§ **Task directions**:
Give every entry again, unchanged, and leave its images out.

(Stored items)
-- -- --

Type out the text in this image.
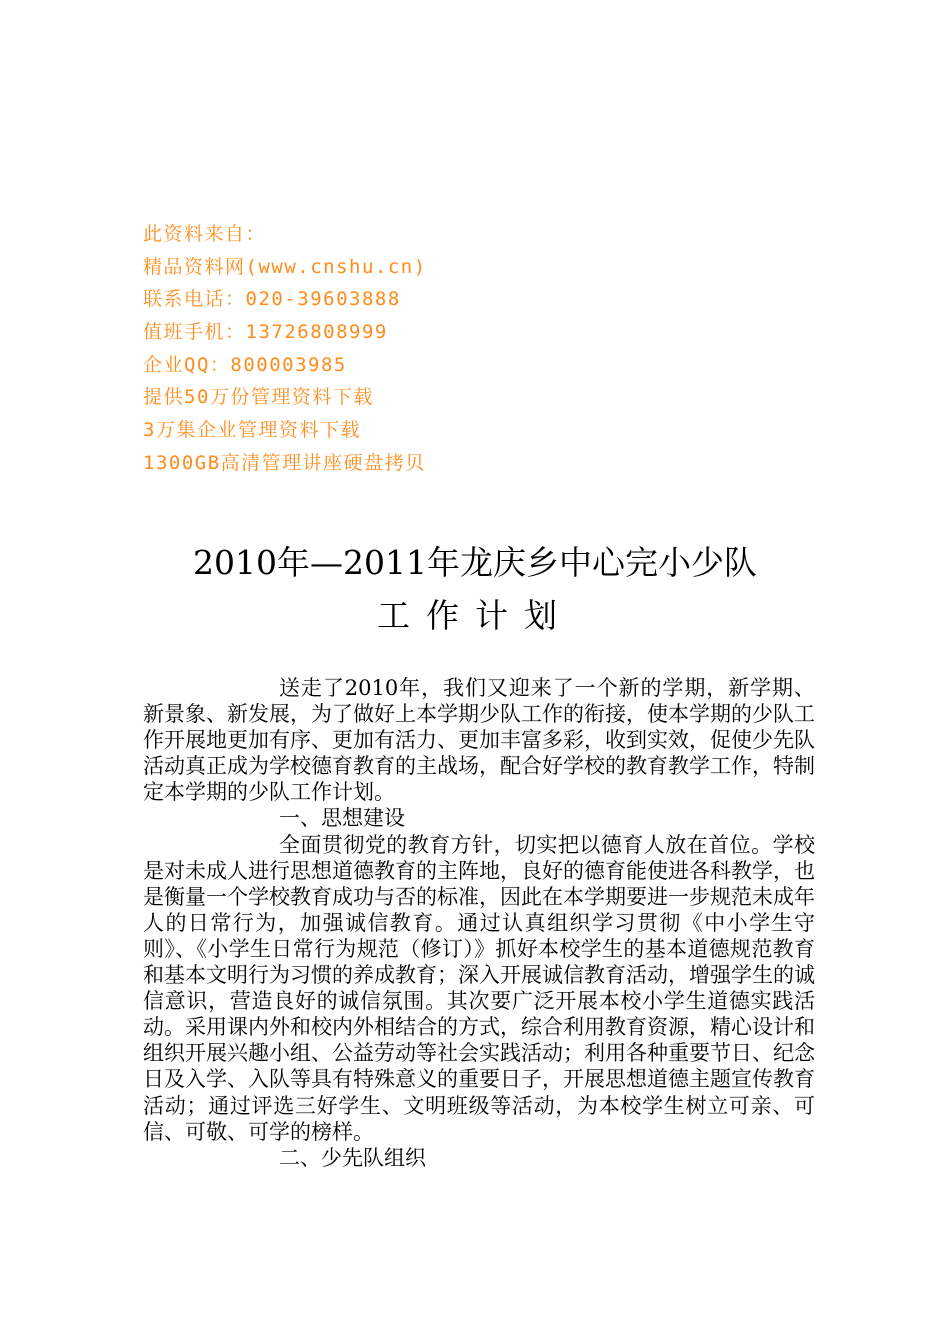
此资料来自：
精品资料网(www.cnshu.cn)
联系电话：020-39603888
值班手机：13726808999
企业QQ：800003985
提供50万份管理资料下载
3万集企业管理资料下载
1300GB高清管理讲座硬盘拷贝
2010年—2011年龙庆乡中心完小少队
工作计划

送走了2010年，我们又迎来了一个新的学期，新学期、新景象、新发展，为了做好上本学期少队工作的衔接，使本学期的少队工作开展地更加有序、更加有活力、更加丰富多彩，收到实效，促使少先队活动真正成为学校德育教育的主战场，配合好学校的教育教学工作，特制定本学期的少队工作计划。

一、思想建设

全面贯彻党的教育方针，切实把以德育人放在首位。学校是对未成人进行思想道德教育的主阵地，良好的德育能使进各科教学，也是衡量一个学校教育成功与否的标准，因此在本学期要进一步规范未成年人的日常行为，加强诚信教育。通过认真组织学习贯彻《中小学生守则》、《小学生日常行为规范（修订）》抓好本校学生的基本道德规范教育和基本文明行为习惯的养成教育；深入开展诚信教育活动，增强学生的诚信意识，营造良好的诚信氛围。其次要广泛开展本校小学生道德实践活动。采用课内外和校内外相结合的方式，综合利用教育资源，精心设计和组织开展兴趣小组、公益劳动等社会实践活动；利用各种重要节日、纪念日及入学、入队等具有特殊意义的重要日子，开展思想道德主题宣传教育活动；通过评选三好学生、文明班级等活动，为本校学生树立可亲、可信、可敬、可学的榜样。

二、少先队组织
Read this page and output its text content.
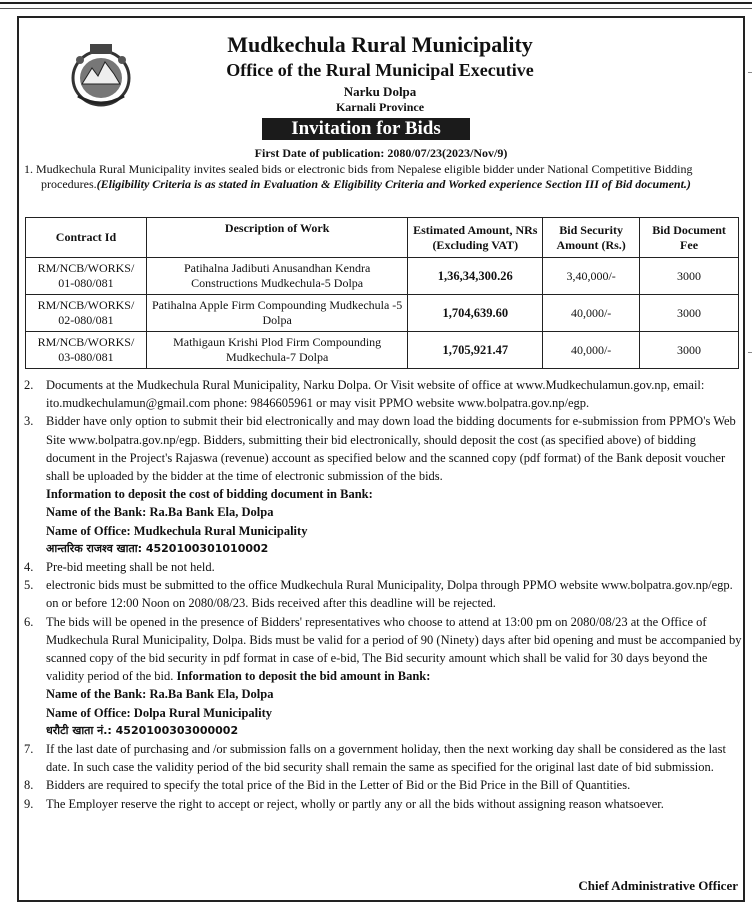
Mudkechula Rural Municipality
Office of the Rural Municipal Executive
Narku Dolpa
Karnali Province
Invitation for Bids
First Date of publication: 2080/07/23(2023/Nov/9)
1. Mudkechula Rural Municipality invites sealed bids or electronic bids from Nepalese eligible bidder under National Competitive Bidding procedures.(Eligibility Criteria is as stated in Evaluation & Eligibility Criteria and Worked experience Section III of Bid document.)
Contract Id	Description of Work	Estimated Amount, NRs (Excluding VAT)	Bid Security Amount (Rs.)	Bid Document Fee
RM/NCB/WORKS/ 01-080/081	Patihalna Jadibuti Anusandhan Kendra Constructions Mudkechula-5 Dolpa	1,36,34,300.26	3,40,000/-	3000
RM/NCB/WORKS/ 02-080/081	Patihalna Apple Firm Compounding Mudkechula -5 Dolpa	1,704,639.60	40,000/-	3000
RM/NCB/WORKS/ 03-080/081	Mathigaun Krishi Plod Firm Compounding Mudkechula-7 Dolpa	1,705,921.47	40,000/-	3000
2.	Documents at the Mudkechula Rural Municipality, Narku Dolpa. Or Visit website of office at www.Mudkechulamun.gov.np, email: ito.mudkechulamun@gmail.com phone: 9846605961 or may visit PPMO website www.bolpatra.gov.np/egp.
3.	Bidder have only option to submit their bid electronically and may down load the bidding documents for e-submission from PPMO's Web Site www.bolpatra.gov.np/egp. Bidders, submitting their bid electronically, should deposit the cost (as specified above) of bidding document in the Project's Rajaswa (revenue) account as specified below and the scanned copy (pdf format) of the Bank deposit voucher shall be uploaded by the bidder at the time of electronic submission of the bids.
Information to deposit the cost of bidding document in Bank:
Name of the Bank: Ra.Ba Bank Ela, Dolpa
Name of Office: Mudkechula Rural Municipality
आन्तरिक राजश्व खाता: 4520100301010002
4.	Pre-bid meeting shall be not held.
5.	electronic bids must be submitted to the office Mudkechula Rural Municipality, Dolpa through PPMO website www.bolpatra.gov.np/egp. on or before 12:00 Noon on 2080/08/23. Bids received after this deadline will be rejected.
6.	The bids will be opened in the presence of Bidders' representatives who choose to attend at 13:00 pm on 2080/08/23 at the Office of Mudkechula Rural Municipality, Dolpa. Bids must be valid for a period of 90 (Ninety) days after bid opening and must be accompanied by scanned copy of the bid security in pdf format in case of e-bid, The Bid security amount which shall be valid for 30 days beyond the validity period of the bid. Information to deposit the bid amount in Bank:
Name of the Bank: Ra.Ba Bank Ela, Dolpa
Name of Office: Dolpa Rural Municipality
धरौटी खाता नं.: 4520100303000002
7.	If the last date of purchasing and /or submission falls on a government holiday, then the next working day shall be considered as the last date. In such case the validity period of the bid security shall remain the same as specified for the original last date of bid submission.
8.	Bidders are required to specify the total price of the Bid in the Letter of Bid or the Bid Price in the Bill of Quantities.
9.	The Employer reserve the right to accept or reject, wholly or partly any or all the bids without assigning reason whatsoever.
Chief Administrative Officer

-- -- --

§ **The output**:
Type out the text in this image.
此资料来自：
精品资料网(www.cnshu.cn)
联系电话：020-39603888
值班手机：13726808999
企业QQ：800003985
提供50万份管理资料下载
3万集企业管理资料下载
1300GB高清管理讲座硬盘拷贝
2010年—2011年龙庆乡中心完小少队
工作计划

送走了2010年，我们又迎来了一个新的学期，新学期、新景象、新发展，为了做好上本学期少队工作的衔接，使本学期的少队工作开展地更加有序、更加有活力、更加丰富多彩，收到实效，促使少先队活动真正成为学校德育教育的主战场，配合好学校的教育教学工作，特制定本学期的少队工作计划。

一、思想建设

全面贯彻党的教育方针，切实把以德育人放在首位。学校是对未成人进行思想道德教育的主阵地，良好的德育能使进各科教学，也是衡量一个学校教育成功与否的标准，因此在本学期要进一步规范未成年人的日常行为，加强诚信教育。通过认真组织学习贯彻《中小学生守则》、《小学生日常行为规范（修订）》抓好本校学生的基本道德规范教育和基本文明行为习惯的养成教育；深入开展诚信教育活动，增强学生的诚信意识，营造良好的诚信氛围。其次要广泛开展本校小学生道德实践活动。采用课内外和校内外相结合的方式，综合利用教育资源，精心设计和组织开展兴趣小组、公益劳动等社会实践活动；利用各种重要节日、纪念日及入学、入队等具有特殊意义的重要日子，开展思想道德主题宣传教育活动；通过评选三好学生、文明班级等活动，为本校学生树立可亲、可信、可敬、可学的榜样。

二、少先队组织
Read this page and output its text content.
Mudkechula Rural Municipality
Office of the Rural Municipal Executive
Narku Dolpa
Karnali Province
Invitation for Bids
First Date of publication: 2080/07/23(2023/Nov/9)
1. Mudkechula Rural Municipality invites sealed bids or electronic bids from Nepalese eligible bidder under National Competitive Bidding procedures.(Eligibility Criteria is as stated in Evaluation & Eligibility Criteria and Worked experience Section III of Bid document.)
Contract Id	Description of Work	Estimated Amount, NRs (Excluding VAT)	Bid Security Amount (Rs.)	Bid Document Fee
RM/NCB/WORKS/ 01-080/081	Patihalna Jadibuti Anusandhan Kendra Constructions Mudkechula-5 Dolpa	1,36,34,300.26	3,40,000/-	3000
RM/NCB/WORKS/ 02-080/081	Patihalna Apple Firm Compounding Mudkechula -5 Dolpa	1,704,639.60	40,000/-	3000
RM/NCB/WORKS/ 03-080/081	Mathigaun Krishi Plod Firm Compounding Mudkechula-7 Dolpa	1,705,921.47	40,000/-	3000
2.	Documents at the Mudkechula Rural Municipality, Narku Dolpa. Or Visit website of office at www.Mudkechulamun.gov.np, email: ito.mudkechulamun@gmail.com phone: 9846605961 or may visit PPMO website www.bolpatra.gov.np/egp.
3.	Bidder have only option to submit their bid electronically and may down load the bidding documents for e-submission from PPMO's Web Site www.bolpatra.gov.np/egp. Bidders, submitting their bid electronically, should deposit the cost (as specified above) of bidding document in the Project's Rajaswa (revenue) account as specified below and the scanned copy (pdf format) of the Bank deposit voucher shall be uploaded by the bidder at the time of electronic submission of the bids.
Information to deposit the cost of bidding document in Bank:
Name of the Bank: Ra.Ba Bank Ela, Dolpa
Name of Office: Mudkechula Rural Municipality
आन्तरिक राजश्व खाता: 4520100301010002
4.	Pre-bid meeting shall be not held.
5.	electronic bids must be submitted to the office Mudkechula Rural Municipality, Dolpa through PPMO website www.bolpatra.gov.np/egp. on or before 12:00 Noon on 2080/08/23. Bids received after this deadline will be rejected.
6.	The bids will be opened in the presence of Bidders' representatives who choose to attend at 13:00 pm on 2080/08/23 at the Office of Mudkechula Rural Municipality, Dolpa. Bids must be valid for a period of 90 (Ninety) days after bid opening and must be accompanied by scanned copy of the bid security in pdf format in case of e-bid, The Bid security amount which shall be valid for 30 days beyond the validity period of the bid. Information to deposit the bid amount in Bank:
Name of the Bank: Ra.Ba Bank Ela, Dolpa
Name of Office: Dolpa Rural Municipality
धरौटी खाता नं.: 4520100303000002
7.	If the last date of purchasing and /or submission falls on a government holiday, then the next working day shall be considered as the last date. In such case the validity period of the bid security shall remain the same as specified for the original last date of bid submission.
8.	Bidders are required to specify the total price of the Bid in the Letter of Bid or the Bid Price in the Bill of Quantities.
9.	The Employer reserve the right to accept or reject, wholly or partly any or all the bids without assigning reason whatsoever.
Chief Administrative Officer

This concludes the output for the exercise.